— BEGIN —

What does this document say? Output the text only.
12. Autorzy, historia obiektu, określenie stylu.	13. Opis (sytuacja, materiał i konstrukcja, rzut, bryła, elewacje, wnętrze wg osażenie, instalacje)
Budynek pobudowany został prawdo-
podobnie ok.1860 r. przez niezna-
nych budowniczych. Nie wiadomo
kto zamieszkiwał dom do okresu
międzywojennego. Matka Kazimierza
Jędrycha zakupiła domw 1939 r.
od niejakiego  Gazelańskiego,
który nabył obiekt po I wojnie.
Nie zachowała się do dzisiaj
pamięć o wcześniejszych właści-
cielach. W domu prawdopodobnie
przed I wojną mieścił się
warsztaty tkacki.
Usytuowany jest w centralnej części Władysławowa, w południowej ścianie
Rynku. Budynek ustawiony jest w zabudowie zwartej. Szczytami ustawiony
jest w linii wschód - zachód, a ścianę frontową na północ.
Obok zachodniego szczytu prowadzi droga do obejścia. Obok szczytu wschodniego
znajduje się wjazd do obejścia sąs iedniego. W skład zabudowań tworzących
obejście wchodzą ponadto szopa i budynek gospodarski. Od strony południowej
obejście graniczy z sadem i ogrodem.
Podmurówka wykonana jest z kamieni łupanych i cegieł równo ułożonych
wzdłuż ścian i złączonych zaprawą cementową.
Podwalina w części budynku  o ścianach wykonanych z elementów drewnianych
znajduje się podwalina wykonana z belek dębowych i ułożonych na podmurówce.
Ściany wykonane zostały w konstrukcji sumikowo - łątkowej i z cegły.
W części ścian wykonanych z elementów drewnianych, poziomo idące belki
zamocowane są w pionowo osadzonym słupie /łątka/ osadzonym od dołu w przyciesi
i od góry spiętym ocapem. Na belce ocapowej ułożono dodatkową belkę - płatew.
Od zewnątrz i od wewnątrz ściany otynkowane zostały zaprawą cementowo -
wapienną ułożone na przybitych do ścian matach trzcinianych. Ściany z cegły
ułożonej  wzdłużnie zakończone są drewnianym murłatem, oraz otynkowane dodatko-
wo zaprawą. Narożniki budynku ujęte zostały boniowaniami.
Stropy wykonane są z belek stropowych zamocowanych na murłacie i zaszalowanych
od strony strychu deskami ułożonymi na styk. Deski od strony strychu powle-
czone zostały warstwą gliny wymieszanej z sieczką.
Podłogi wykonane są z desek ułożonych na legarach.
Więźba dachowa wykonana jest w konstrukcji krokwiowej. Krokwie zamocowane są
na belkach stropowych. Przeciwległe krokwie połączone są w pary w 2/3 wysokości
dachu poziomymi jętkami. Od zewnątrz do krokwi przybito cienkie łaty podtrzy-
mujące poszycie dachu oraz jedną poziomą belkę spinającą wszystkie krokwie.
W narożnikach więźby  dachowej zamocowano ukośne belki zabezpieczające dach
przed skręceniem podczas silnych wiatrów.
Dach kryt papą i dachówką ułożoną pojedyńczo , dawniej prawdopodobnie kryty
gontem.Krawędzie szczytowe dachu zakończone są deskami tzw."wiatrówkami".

— END —

- WORK TO BE COMPLETED: Repeat every entry exactly as written above.

- RESPONSE TO THIS EXERCISE:
What does this document say? Output the text only.
12. Autorzy, historia obiektu, określenie stylu.	13. Opis (sytuacja, materiał i konstrukcja, rzut, bryła, elewacje, wnętrze wg osażenie, instalacje)
Budynek pobudowany został prawdo-
podobnie ok.1860 r. przez niezna-
nych budowniczych. Nie wiadomo
kto zamieszkiwał dom do okresu
międzywojennego. Matka Kazimierza
Jędrycha zakupiła domw 1939 r.
od niejakiego  Gazelańskiego,
który nabył obiekt po I wojnie.
Nie zachowała się do dzisiaj
pamięć o wcześniejszych właści-
cielach. W domu prawdopodobnie
przed I wojną mieścił się
warsztaty tkacki.
Usytuowany jest w centralnej części Władysławowa, w południowej ścianie
Rynku. Budynek ustawiony jest w zabudowie zwartej. Szczytami ustawiony
jest w linii wschód - zachód, a ścianę frontową na północ.
Obok zachodniego szczytu prowadzi droga do obejścia. Obok szczytu wschodniego
znajduje się wjazd do obejścia sąs iedniego. W skład zabudowań tworzących
obejście wchodzą ponadto szopa i budynek gospodarski. Od strony południowej
obejście graniczy z sadem i ogrodem.
Podmurówka wykonana jest z kamieni łupanych i cegieł równo ułożonych
wzdłuż ścian i złączonych zaprawą cementową.
Podwalina w części budynku  o ścianach wykonanych z elementów drewnianych
znajduje się podwalina wykonana z belek dębowych i ułożonych na podmurówce.
Ściany wykonane zostały w konstrukcji sumikowo - łątkowej i z cegły.
W części ścian wykonanych z elementów drewnianych, poziomo idące belki
zamocowane są w pionowo osadzonym słupie /łątka/ osadzonym od dołu w przyciesi
i od góry spiętym ocapem. Na belce ocapowej ułożono dodatkową belkę - płatew.
Od zewnątrz i od wewnątrz ściany otynkowane zostały zaprawą cementowo -
wapienną ułożone na przybitych do ścian matach trzcinianych. Ściany z cegły
ułożonej  wzdłużnie zakończone są drewnianym murłatem, oraz otynkowane dodatko-
wo zaprawą. Narożniki budynku ujęte zostały boniowaniami.
Stropy wykonane są z belek stropowych zamocowanych na murłacie i zaszalowanych
od strony strychu deskami ułożonymi na styk. Deski od strony strychu powle-
czone zostały warstwą gliny wymieszanej z sieczką.
Podłogi wykonane są z desek ułożonych na legarach.
Więźba dachowa wykonana jest w konstrukcji krokwiowej. Krokwie zamocowane są
na belkach stropowych. Przeciwległe krokwie połączone są w pary w 2/3 wysokości
dachu poziomymi jętkami. Od zewnątrz do krokwi przybito cienkie łaty podtrzy-
mujące poszycie dachu oraz jedną poziomą belkę spinającą wszystkie krokwie.
W narożnikach więźby  dachowej zamocowano ukośne belki zabezpieczające dach
przed skręceniem podczas silnych wiatrów.
Dach kryt papą i dachówką ułożoną pojedyńczo , dawniej prawdopodobnie kryty
gontem.Krawędzie szczytowe dachu zakończone są deskami tzw."wiatrówkami".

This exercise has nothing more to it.